Where in the entries below does "Stains" appear? Copy every line that has it.

(Items from a dataset)
::::::

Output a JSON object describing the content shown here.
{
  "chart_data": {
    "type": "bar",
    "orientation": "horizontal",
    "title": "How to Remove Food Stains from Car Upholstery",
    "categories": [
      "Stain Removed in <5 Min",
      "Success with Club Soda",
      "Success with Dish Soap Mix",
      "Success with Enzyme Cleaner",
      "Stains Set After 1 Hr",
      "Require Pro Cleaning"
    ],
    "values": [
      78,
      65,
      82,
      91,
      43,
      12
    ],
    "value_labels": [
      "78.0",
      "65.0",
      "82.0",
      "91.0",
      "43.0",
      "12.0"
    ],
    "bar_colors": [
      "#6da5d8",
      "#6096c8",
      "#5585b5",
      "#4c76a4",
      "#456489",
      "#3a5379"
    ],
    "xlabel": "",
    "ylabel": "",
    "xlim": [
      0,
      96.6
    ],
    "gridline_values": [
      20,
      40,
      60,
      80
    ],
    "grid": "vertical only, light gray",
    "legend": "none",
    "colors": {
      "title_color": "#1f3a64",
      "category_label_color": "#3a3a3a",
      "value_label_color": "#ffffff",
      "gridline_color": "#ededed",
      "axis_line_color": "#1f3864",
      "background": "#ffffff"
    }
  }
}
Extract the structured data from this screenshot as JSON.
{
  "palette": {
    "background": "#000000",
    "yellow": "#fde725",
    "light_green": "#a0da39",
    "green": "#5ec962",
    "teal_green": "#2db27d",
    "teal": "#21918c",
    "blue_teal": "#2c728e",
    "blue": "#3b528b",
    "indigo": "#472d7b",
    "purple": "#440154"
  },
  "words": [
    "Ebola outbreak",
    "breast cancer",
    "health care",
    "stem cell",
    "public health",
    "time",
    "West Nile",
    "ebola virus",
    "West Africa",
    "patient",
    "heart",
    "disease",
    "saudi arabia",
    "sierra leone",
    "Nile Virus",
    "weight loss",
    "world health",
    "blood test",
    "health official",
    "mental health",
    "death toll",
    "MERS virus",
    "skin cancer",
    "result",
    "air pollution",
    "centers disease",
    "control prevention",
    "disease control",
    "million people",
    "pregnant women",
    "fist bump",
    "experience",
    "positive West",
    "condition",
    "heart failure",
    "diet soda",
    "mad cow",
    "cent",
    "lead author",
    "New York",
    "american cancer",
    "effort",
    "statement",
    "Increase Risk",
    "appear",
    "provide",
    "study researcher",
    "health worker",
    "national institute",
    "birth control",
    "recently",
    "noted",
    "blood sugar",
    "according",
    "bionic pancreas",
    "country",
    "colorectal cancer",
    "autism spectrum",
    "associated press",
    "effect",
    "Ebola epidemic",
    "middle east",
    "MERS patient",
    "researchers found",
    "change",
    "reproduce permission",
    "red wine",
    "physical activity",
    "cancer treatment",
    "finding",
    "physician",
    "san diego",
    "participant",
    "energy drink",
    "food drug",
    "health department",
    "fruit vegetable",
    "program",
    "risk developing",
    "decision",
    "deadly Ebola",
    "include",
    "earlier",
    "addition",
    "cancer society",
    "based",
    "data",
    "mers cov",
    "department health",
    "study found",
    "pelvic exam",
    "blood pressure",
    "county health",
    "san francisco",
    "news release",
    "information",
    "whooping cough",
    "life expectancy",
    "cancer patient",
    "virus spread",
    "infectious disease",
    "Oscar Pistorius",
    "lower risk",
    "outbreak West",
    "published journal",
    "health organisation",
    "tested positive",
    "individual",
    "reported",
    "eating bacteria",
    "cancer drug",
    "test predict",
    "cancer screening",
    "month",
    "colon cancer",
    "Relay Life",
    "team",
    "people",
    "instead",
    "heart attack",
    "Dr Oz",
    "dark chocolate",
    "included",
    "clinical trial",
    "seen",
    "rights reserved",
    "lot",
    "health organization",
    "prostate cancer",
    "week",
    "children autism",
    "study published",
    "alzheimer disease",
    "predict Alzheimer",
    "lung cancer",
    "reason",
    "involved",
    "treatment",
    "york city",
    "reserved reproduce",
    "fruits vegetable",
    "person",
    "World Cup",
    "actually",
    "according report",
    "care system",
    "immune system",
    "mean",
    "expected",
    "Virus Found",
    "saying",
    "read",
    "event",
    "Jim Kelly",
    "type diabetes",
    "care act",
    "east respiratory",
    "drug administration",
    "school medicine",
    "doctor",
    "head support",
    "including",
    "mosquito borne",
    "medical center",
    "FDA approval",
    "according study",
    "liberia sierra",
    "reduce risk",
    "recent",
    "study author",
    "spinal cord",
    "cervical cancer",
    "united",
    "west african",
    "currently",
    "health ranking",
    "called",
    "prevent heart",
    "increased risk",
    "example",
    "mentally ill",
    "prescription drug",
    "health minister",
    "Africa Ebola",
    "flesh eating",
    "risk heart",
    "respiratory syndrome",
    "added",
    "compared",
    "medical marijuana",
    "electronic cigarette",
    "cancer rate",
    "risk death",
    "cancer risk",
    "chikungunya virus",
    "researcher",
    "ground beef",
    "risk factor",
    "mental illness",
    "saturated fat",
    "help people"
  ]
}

::::::

WORKED SOLUTION »
    "title": "How to Remove Food Stains from Car Upholstery",
      "Stains Set After 1 Hr",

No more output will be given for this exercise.